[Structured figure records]
>> Start
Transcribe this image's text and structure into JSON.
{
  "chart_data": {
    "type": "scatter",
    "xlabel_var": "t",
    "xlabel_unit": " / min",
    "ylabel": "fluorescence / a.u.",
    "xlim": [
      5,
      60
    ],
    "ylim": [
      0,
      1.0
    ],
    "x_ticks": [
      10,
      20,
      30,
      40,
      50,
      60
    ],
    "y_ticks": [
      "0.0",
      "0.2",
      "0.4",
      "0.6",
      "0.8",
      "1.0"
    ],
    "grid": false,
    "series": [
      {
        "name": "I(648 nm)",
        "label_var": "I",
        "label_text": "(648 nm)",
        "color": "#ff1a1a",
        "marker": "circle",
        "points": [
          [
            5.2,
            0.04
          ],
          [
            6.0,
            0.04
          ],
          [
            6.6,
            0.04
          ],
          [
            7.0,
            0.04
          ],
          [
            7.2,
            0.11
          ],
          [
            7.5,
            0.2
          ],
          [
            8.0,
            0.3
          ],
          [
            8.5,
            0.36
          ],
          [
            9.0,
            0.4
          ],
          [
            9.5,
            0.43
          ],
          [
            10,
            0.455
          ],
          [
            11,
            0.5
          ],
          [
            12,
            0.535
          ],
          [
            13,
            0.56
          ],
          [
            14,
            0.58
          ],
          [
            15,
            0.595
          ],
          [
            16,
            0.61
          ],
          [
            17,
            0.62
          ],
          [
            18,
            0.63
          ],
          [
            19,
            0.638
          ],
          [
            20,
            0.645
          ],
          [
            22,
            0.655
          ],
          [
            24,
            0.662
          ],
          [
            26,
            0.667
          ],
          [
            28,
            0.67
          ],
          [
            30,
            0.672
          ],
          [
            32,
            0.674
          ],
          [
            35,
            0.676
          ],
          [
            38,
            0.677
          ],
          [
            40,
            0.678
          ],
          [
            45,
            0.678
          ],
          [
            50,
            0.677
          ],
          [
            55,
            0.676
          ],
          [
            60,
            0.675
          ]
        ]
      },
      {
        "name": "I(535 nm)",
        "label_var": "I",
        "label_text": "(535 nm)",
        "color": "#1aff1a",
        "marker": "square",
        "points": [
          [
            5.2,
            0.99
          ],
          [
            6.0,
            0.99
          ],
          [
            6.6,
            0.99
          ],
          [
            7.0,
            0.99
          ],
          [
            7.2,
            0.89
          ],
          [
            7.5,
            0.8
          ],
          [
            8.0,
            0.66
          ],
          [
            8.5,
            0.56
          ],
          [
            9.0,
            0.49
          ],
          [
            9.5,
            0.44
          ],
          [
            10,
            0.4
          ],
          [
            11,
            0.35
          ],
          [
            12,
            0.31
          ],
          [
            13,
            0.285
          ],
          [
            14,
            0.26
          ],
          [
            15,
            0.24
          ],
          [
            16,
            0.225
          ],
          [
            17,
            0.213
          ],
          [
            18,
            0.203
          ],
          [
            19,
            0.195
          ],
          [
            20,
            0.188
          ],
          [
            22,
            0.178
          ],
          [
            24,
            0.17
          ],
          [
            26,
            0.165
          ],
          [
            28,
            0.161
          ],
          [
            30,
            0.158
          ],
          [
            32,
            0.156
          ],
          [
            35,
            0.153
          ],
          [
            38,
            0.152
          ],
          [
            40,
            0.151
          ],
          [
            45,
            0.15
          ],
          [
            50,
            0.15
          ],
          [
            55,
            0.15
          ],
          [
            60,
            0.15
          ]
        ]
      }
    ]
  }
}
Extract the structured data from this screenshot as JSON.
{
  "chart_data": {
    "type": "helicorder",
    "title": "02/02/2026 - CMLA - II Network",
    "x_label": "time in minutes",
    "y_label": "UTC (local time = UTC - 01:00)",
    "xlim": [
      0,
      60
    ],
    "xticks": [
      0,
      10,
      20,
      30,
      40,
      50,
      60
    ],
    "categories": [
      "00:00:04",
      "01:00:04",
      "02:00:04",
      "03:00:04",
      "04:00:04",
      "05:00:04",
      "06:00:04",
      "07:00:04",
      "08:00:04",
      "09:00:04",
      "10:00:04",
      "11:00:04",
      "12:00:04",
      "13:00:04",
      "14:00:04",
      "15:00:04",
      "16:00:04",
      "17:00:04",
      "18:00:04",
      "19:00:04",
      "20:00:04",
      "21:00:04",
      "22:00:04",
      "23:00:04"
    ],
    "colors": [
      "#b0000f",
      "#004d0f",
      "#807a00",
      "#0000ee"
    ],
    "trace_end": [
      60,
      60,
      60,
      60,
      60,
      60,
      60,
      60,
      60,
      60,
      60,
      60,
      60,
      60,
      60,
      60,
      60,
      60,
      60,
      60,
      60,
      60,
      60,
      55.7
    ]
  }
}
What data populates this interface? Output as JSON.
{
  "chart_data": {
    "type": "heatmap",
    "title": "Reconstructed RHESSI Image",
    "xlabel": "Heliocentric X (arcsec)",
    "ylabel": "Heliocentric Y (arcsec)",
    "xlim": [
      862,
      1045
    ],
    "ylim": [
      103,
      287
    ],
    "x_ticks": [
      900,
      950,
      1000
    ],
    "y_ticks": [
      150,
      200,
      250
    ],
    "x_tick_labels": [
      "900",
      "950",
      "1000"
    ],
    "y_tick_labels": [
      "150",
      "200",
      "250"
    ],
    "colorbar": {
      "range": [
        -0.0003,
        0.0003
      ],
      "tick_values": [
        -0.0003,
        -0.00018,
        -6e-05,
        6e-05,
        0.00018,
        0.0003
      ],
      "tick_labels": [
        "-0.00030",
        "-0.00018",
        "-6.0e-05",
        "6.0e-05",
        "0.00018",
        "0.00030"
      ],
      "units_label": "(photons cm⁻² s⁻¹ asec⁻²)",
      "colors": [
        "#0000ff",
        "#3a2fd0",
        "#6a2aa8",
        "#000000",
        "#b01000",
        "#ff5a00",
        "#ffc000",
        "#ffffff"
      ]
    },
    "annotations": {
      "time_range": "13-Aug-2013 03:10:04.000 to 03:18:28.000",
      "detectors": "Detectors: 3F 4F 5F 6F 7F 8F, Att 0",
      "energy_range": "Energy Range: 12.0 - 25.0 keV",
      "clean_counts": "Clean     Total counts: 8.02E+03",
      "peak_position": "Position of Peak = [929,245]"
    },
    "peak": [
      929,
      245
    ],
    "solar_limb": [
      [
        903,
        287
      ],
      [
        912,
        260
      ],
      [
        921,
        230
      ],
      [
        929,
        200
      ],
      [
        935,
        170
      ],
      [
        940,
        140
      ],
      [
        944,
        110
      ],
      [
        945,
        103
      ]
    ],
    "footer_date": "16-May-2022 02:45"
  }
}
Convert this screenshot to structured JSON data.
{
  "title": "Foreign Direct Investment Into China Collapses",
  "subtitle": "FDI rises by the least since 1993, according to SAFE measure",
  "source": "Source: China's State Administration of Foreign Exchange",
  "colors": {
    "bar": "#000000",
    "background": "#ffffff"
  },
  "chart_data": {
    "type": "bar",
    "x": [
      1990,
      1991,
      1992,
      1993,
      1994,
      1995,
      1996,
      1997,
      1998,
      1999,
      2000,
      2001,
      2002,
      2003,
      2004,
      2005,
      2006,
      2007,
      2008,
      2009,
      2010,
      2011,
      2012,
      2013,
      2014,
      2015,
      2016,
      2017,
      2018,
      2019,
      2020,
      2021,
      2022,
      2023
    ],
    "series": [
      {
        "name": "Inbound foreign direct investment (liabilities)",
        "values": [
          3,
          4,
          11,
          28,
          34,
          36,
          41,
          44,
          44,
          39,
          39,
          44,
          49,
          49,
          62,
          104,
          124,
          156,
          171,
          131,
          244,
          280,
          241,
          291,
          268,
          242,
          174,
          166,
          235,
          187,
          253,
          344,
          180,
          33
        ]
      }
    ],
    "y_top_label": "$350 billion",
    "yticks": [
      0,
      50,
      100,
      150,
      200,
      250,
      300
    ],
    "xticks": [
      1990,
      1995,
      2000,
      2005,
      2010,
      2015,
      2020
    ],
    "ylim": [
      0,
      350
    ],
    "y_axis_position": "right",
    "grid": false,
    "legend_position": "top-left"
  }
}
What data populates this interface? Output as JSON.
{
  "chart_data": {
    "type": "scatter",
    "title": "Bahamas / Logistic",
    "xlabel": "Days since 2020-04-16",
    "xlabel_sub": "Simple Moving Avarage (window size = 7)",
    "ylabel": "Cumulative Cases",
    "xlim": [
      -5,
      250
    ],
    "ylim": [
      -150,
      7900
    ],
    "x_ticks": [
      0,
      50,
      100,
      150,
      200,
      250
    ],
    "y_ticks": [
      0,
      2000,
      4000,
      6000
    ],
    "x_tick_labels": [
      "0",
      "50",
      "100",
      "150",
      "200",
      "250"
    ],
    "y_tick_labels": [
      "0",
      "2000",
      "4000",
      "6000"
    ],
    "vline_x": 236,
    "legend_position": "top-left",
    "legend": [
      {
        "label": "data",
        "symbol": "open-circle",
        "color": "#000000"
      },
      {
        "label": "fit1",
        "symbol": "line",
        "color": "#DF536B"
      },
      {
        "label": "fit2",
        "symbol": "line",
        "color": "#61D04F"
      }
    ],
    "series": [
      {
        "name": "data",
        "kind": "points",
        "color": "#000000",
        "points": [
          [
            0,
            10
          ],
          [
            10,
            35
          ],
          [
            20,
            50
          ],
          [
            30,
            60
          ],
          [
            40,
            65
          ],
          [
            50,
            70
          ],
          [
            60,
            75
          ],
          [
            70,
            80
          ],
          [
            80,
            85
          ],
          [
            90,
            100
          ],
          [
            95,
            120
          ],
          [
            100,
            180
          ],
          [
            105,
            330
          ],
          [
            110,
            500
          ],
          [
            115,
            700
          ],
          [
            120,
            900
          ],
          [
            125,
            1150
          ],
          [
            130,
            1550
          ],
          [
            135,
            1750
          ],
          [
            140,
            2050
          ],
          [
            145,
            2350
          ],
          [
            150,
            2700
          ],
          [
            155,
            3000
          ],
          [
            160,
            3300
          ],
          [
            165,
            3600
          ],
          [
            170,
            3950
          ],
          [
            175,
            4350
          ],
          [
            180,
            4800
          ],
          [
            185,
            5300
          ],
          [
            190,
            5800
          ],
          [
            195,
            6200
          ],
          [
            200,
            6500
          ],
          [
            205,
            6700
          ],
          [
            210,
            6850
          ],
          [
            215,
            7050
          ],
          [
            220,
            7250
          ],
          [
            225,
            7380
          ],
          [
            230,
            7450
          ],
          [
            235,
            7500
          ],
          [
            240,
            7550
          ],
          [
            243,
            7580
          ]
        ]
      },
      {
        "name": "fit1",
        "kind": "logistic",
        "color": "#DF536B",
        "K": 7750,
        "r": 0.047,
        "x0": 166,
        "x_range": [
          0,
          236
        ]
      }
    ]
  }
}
>> End
*Challenge:* Go through the material above and count the lines that include "ylabel". Give the number alone.

*Task output:* 3